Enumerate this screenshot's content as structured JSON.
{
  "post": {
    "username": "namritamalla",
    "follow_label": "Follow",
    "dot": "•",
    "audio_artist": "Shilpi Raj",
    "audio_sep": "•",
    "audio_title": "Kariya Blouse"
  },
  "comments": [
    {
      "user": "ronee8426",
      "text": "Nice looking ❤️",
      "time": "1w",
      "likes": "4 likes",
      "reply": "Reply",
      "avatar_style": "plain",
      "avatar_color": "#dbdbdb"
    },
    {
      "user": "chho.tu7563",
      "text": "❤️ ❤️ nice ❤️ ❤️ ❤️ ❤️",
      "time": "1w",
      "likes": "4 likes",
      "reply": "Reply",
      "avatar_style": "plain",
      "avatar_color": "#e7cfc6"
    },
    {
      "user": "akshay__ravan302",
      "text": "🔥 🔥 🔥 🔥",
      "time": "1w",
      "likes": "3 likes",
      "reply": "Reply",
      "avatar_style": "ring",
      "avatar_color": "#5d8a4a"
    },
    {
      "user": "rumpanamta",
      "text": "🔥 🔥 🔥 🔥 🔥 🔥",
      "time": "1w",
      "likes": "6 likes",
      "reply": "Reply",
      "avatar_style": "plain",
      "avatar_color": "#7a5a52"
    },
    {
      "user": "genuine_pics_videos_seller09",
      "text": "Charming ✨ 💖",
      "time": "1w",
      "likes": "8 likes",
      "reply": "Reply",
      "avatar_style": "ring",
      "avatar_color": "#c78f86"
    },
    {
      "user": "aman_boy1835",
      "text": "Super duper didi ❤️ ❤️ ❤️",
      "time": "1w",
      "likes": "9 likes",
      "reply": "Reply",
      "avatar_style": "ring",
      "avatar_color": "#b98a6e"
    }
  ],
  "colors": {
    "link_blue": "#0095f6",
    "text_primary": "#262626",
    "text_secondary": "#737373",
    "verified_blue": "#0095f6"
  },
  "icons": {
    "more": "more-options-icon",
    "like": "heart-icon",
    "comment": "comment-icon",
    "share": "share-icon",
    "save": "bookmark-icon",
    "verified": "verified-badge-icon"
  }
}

◆ ◆ ◆

• Description of the task:
Here, the records must be output exactly and in full.

• Answer to the problem:
Enumerate this screenshot's content as structured JSON.
{
  "post": {
    "username": "namritamalla",
    "follow_label": "Follow",
    "dot": "•",
    "audio_artist": "Shilpi Raj",
    "audio_sep": "•",
    "audio_title": "Kariya Blouse"
  },
  "comments": [
    {
      "user": "ronee8426",
      "text": "Nice looking ❤️",
      "time": "1w",
      "likes": "4 likes",
      "reply": "Reply",
      "avatar_style": "plain",
      "avatar_color": "#dbdbdb"
    },
    {
      "user": "chho.tu7563",
      "text": "❤️ ❤️ nice ❤️ ❤️ ❤️ ❤️",
      "time": "1w",
      "likes": "4 likes",
      "reply": "Reply",
      "avatar_style": "plain",
      "avatar_color": "#e7cfc6"
    },
    {
      "user": "akshay__ravan302",
      "text": "🔥 🔥 🔥 🔥",
      "time": "1w",
      "likes": "3 likes",
      "reply": "Reply",
      "avatar_style": "ring",
      "avatar_color": "#5d8a4a"
    },
    {
      "user": "rumpanamta",
      "text": "🔥 🔥 🔥 🔥 🔥 🔥",
      "time": "1w",
      "likes": "6 likes",
      "reply": "Reply",
      "avatar_style": "plain",
      "avatar_color": "#7a5a52"
    },
    {
      "user": "genuine_pics_videos_seller09",
      "text": "Charming ✨ 💖",
      "time": "1w",
      "likes": "8 likes",
      "reply": "Reply",
      "avatar_style": "ring",
      "avatar_color": "#c78f86"
    },
    {
      "user": "aman_boy1835",
      "text": "Super duper didi ❤️ ❤️ ❤️",
      "time": "1w",
      "likes": "9 likes",
      "reply": "Reply",
      "avatar_style": "ring",
      "avatar_color": "#b98a6e"
    }
  ],
  "colors": {
    "link_blue": "#0095f6",
    "text_primary": "#262626",
    "text_secondary": "#737373",
    "verified_blue": "#0095f6"
  },
  "icons": {
    "more": "more-options-icon",
    "like": "heart-icon",
    "comment": "comment-icon",
    "share": "share-icon",
    "save": "bookmark-icon",
    "verified": "verified-badge-icon"
  }
}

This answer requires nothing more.